Exercise goal » Copy verbatim the stretch of data from the line containing "day-tab[interactable]: Jueves Mín" through the line containing "day-name: Lunes [940, 12, 985, 32]", both included.

* Start *

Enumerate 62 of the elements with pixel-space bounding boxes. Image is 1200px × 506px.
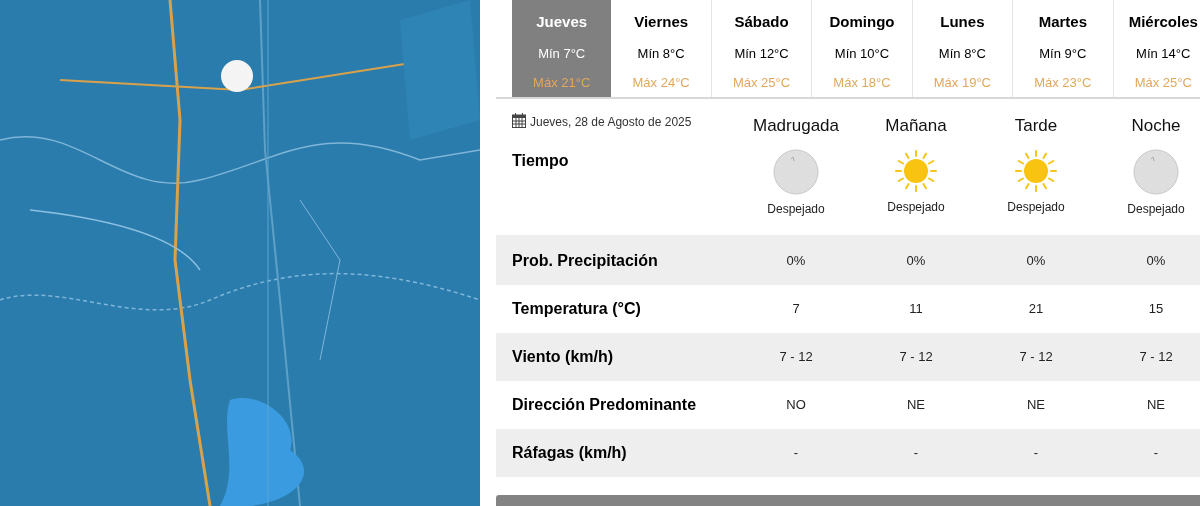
day-tab[interactable]: Jueves Mín 7°C Máx 21°C [512, 0, 612, 97]
sun-icon [894, 148, 938, 193]
table-cell-text: 0% [906, 251, 926, 270]
row-label: Prob. Precipitación [512, 251, 658, 269]
day-name: Domingo [829, 12, 895, 32]
day-name: Sábado [734, 12, 789, 32]
day-name: Miércoles [1128, 12, 1198, 32]
table-cell-text: NE [1146, 395, 1166, 414]
condition-label: Despejado [887, 198, 945, 216]
period-header: Madrugada [753, 115, 839, 137]
condition-label: Despejado [1127, 200, 1185, 218]
table-cell-text: NE [906, 395, 926, 414]
table-cell-text: 0% [1026, 251, 1046, 270]
date-label: Jueves, 28 de Agosto de 2025 [530, 114, 692, 131]
period-header: Tarde [1014, 115, 1058, 137]
row-label: Tiempo [512, 151, 569, 169]
table-cell-text: 7 - 12 [899, 347, 933, 366]
table-cell-text: - [1033, 443, 1039, 462]
row-label: Viento (km/h) [512, 347, 614, 365]
period-header: Noche [1131, 115, 1181, 137]
period-header: Mañana [885, 115, 947, 137]
table-cell-text: - [793, 443, 799, 462]
row-label: Ráfagas (km/h) [512, 443, 627, 461]
max-temperature: Máx 25°C [1134, 74, 1192, 92]
day-name: Martes [1038, 12, 1087, 32]
row-label: Dirección Predominante [512, 395, 697, 413]
calendar-icon [512, 113, 526, 128]
table-cell-text: - [1153, 443, 1159, 462]
min-temperature: Mín 14°C [1136, 44, 1191, 63]
min-temperature: Mín 10°C [834, 44, 890, 63]
day-name: Viernes [634, 12, 689, 32]
min-temperature: Mín 12°C [734, 44, 789, 63]
max-temperature: Máx 23°C [1034, 74, 1092, 92]
moon-icon [1133, 148, 1179, 195]
table-cell-text: NE [1026, 395, 1046, 414]
table-cell-text: 7 - 12 [1139, 347, 1173, 366]
condition-label: Despejado [767, 200, 825, 218]
table-cell-text: 15 [1148, 299, 1164, 318]
day-name: Lunes [940, 12, 985, 32]
table-cell-text: 0% [1146, 251, 1166, 270]
max-temperature: Máx 18°C [833, 74, 891, 92]
sun-icon [1014, 148, 1058, 193]
table-cell-text: 11 [909, 299, 923, 318]
table-cell-text: NO [786, 395, 806, 414]
table-cell-text: 7 - 12 [1019, 347, 1053, 366]
moon-icon [773, 148, 819, 195]
table-cell-text: - [913, 443, 919, 462]
max-temperature: Máx 19°C [933, 74, 991, 92]
min-temperature: Mín 7°C [538, 44, 586, 63]
max-temperature: Máx 21°C [533, 74, 591, 92]
min-temperature: Mín 8°C [938, 44, 986, 63]
min-temperature: Mín 9°C [1039, 44, 1087, 63]
max-temperature: Máx 24°C [632, 74, 690, 92]
table-cell-text: 21 [1028, 299, 1044, 318]
row-label: Temperatura (°C) [512, 299, 641, 317]
min-temperature: Mín 8°C [637, 44, 685, 63]
condition-label: Despejado [1007, 198, 1065, 216]
table-cell-text: 0% [786, 251, 806, 270]
table-cell-text: 7 [792, 299, 800, 318]
day-name: Jueves [536, 12, 588, 32]
table-cell-text: 7 - 12 [779, 347, 813, 366]
max-temperature: Máx 25°C [732, 74, 791, 92]
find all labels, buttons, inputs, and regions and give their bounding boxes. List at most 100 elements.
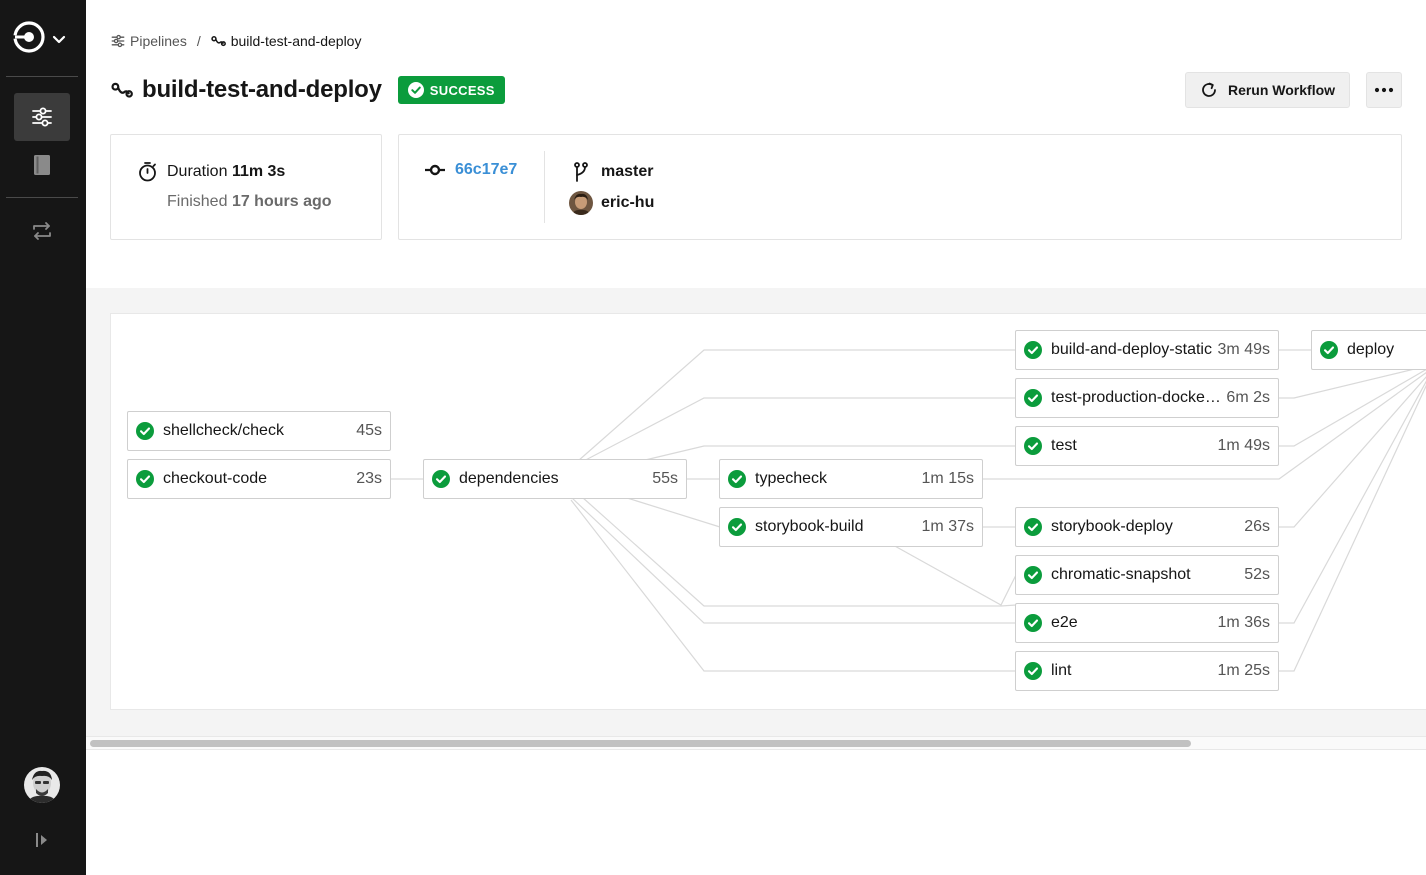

* End *

Exercise response »
day-tab[interactable]: Jueves Mín 7°C Máx 21°C [512, 0, 612, 97]
sun-icon [894, 148, 938, 193]
table-cell-text: 0% [906, 251, 926, 270]
row-label: Prob. Precipitación [512, 251, 658, 269]
day-name: Domingo [829, 12, 895, 32]
day-name: Sábado [734, 12, 789, 32]
day-name: Miércoles [1128, 12, 1198, 32]
table-cell-text: NE [1146, 395, 1166, 414]
condition-label: Despejado [887, 198, 945, 216]
period-header: Madrugada [753, 115, 839, 137]
condition-label: Despejado [1127, 200, 1185, 218]
table-cell-text: NE [906, 395, 926, 414]
table-cell-text: 0% [1026, 251, 1046, 270]
date-label: Jueves, 28 de Agosto de 2025 [530, 114, 692, 131]
period-header: Tarde [1014, 115, 1058, 137]
row-label: Tiempo [512, 151, 569, 169]
table-cell-text: 7 - 12 [899, 347, 933, 366]
table-cell-text: - [1033, 443, 1039, 462]
row-label: Viento (km/h) [512, 347, 614, 365]
period-header: Noche [1131, 115, 1181, 137]
period-header: Mañana [885, 115, 947, 137]
table-cell-text: - [793, 443, 799, 462]
row-label: Ráfagas (km/h) [512, 443, 627, 461]
max-temperature: Máx 25°C [1134, 74, 1192, 92]
day-name: Martes [1038, 12, 1087, 32]
row-label: Dirección Predominante [512, 395, 697, 413]
calendar-icon [512, 113, 526, 128]
table-cell-text: - [1153, 443, 1159, 462]
min-temperature: Mín 14°C [1136, 44, 1191, 63]
min-temperature: Mín 10°C [834, 44, 890, 63]
day-name: Viernes [634, 12, 689, 32]
min-temperature: Mín 12°C [734, 44, 789, 63]
max-temperature: Máx 23°C [1034, 74, 1092, 92]
moon-icon [1133, 148, 1179, 195]
table-cell-text: NE [1026, 395, 1046, 414]
table-cell-text: 7 - 12 [1139, 347, 1173, 366]
condition-label: Despejado [767, 200, 825, 218]
table-cell-text: 15 [1148, 299, 1164, 318]
day-name: Lunes [940, 12, 985, 32]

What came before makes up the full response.